--- start Supplied material ---

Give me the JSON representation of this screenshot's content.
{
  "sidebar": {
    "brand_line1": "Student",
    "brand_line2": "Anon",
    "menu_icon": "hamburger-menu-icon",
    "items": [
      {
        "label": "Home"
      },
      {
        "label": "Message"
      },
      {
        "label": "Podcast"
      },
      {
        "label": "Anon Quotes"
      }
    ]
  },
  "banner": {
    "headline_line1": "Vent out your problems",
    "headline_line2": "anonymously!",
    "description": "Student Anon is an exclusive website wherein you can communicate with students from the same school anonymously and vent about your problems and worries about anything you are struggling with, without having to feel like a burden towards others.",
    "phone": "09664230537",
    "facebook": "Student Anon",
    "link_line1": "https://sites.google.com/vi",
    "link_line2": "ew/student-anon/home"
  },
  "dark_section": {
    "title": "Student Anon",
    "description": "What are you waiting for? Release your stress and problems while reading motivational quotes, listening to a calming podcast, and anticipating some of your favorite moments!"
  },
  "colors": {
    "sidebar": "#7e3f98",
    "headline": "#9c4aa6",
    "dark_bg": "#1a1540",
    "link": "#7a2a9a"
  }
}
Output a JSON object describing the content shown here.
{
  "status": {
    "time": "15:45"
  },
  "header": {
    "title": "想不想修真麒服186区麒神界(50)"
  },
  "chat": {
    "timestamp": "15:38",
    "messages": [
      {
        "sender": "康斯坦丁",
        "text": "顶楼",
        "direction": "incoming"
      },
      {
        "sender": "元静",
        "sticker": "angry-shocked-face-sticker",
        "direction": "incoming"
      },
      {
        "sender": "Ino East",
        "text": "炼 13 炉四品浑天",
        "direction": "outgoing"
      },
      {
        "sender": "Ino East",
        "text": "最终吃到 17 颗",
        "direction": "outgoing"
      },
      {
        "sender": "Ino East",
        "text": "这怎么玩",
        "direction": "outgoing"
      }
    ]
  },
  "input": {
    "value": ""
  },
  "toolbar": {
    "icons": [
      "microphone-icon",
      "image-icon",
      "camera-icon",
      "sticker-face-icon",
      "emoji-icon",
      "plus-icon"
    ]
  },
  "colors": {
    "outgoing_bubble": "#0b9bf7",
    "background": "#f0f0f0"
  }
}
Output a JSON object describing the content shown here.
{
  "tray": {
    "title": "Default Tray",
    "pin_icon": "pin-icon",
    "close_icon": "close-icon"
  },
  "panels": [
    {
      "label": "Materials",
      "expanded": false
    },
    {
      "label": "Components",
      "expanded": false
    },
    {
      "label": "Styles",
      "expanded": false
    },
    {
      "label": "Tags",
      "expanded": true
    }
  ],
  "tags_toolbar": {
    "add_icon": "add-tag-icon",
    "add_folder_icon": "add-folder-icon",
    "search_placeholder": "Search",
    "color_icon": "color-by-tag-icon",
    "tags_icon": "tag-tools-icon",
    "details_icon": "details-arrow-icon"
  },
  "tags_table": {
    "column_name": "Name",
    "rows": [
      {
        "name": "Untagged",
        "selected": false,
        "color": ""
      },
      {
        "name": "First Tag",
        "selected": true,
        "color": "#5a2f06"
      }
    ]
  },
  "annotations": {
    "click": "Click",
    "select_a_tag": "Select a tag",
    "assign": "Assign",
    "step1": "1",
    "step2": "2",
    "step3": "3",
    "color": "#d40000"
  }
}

--- end Supplied material ---

■ Task brief ■
Extract the full set of entries word for word.

■ Final result ■
Give me the JSON representation of this screenshot's content.
{
  "sidebar": {
    "brand_line1": "Student",
    "brand_line2": "Anon",
    "menu_icon": "hamburger-menu-icon",
    "items": [
      {
        "label": "Home"
      },
      {
        "label": "Message"
      },
      {
        "label": "Podcast"
      },
      {
        "label": "Anon Quotes"
      }
    ]
  },
  "banner": {
    "headline_line1": "Vent out your problems",
    "headline_line2": "anonymously!",
    "description": "Student Anon is an exclusive website wherein you can communicate with students from the same school anonymously and vent about your problems and worries about anything you are struggling with, without having to feel like a burden towards others.",
    "phone": "09664230537",
    "facebook": "Student Anon",
    "link_line1": "https://sites.google.com/vi",
    "link_line2": "ew/student-anon/home"
  },
  "dark_section": {
    "title": "Student Anon",
    "description": "What are you waiting for? Release your stress and problems while reading motivational quotes, listening to a calming podcast, and anticipating some of your favorite moments!"
  },
  "colors": {
    "sidebar": "#7e3f98",
    "headline": "#9c4aa6",
    "dark_bg": "#1a1540",
    "link": "#7a2a9a"
  }
}
Output a JSON object describing the content shown here.
{
  "status": {
    "time": "15:45"
  },
  "header": {
    "title": "想不想修真麒服186区麒神界(50)"
  },
  "chat": {
    "timestamp": "15:38",
    "messages": [
      {
        "sender": "康斯坦丁",
        "text": "顶楼",
        "direction": "incoming"
      },
      {
        "sender": "元静",
        "sticker": "angry-shocked-face-sticker",
        "direction": "incoming"
      },
      {
        "sender": "Ino East",
        "text": "炼 13 炉四品浑天",
        "direction": "outgoing"
      },
      {
        "sender": "Ino East",
        "text": "最终吃到 17 颗",
        "direction": "outgoing"
      },
      {
        "sender": "Ino East",
        "text": "这怎么玩",
        "direction": "outgoing"
      }
    ]
  },
  "input": {
    "value": ""
  },
  "toolbar": {
    "icons": [
      "microphone-icon",
      "image-icon",
      "camera-icon",
      "sticker-face-icon",
      "emoji-icon",
      "plus-icon"
    ]
  },
  "colors": {
    "outgoing_bubble": "#0b9bf7",
    "background": "#f0f0f0"
  }
}
Output a JSON object describing the content shown here.
{
  "tray": {
    "title": "Default Tray",
    "pin_icon": "pin-icon",
    "close_icon": "close-icon"
  },
  "panels": [
    {
      "label": "Materials",
      "expanded": false
    },
    {
      "label": "Components",
      "expanded": false
    },
    {
      "label": "Styles",
      "expanded": false
    },
    {
      "label": "Tags",
      "expanded": true
    }
  ],
  "tags_toolbar": {
    "add_icon": "add-tag-icon",
    "add_folder_icon": "add-folder-icon",
    "search_placeholder": "Search",
    "color_icon": "color-by-tag-icon",
    "tags_icon": "tag-tools-icon",
    "details_icon": "details-arrow-icon"
  },
  "tags_table": {
    "column_name": "Name",
    "rows": [
      {
        "name": "Untagged",
        "selected": false,
        "color": ""
      },
      {
        "name": "First Tag",
        "selected": true,
        "color": "#5a2f06"
      }
    ]
  },
  "annotations": {
    "click": "Click",
    "select_a_tag": "Select a tag",
    "assign": "Assign",
    "step1": "1",
    "step2": "2",
    "step3": "3",
    "color": "#d40000"
  }
}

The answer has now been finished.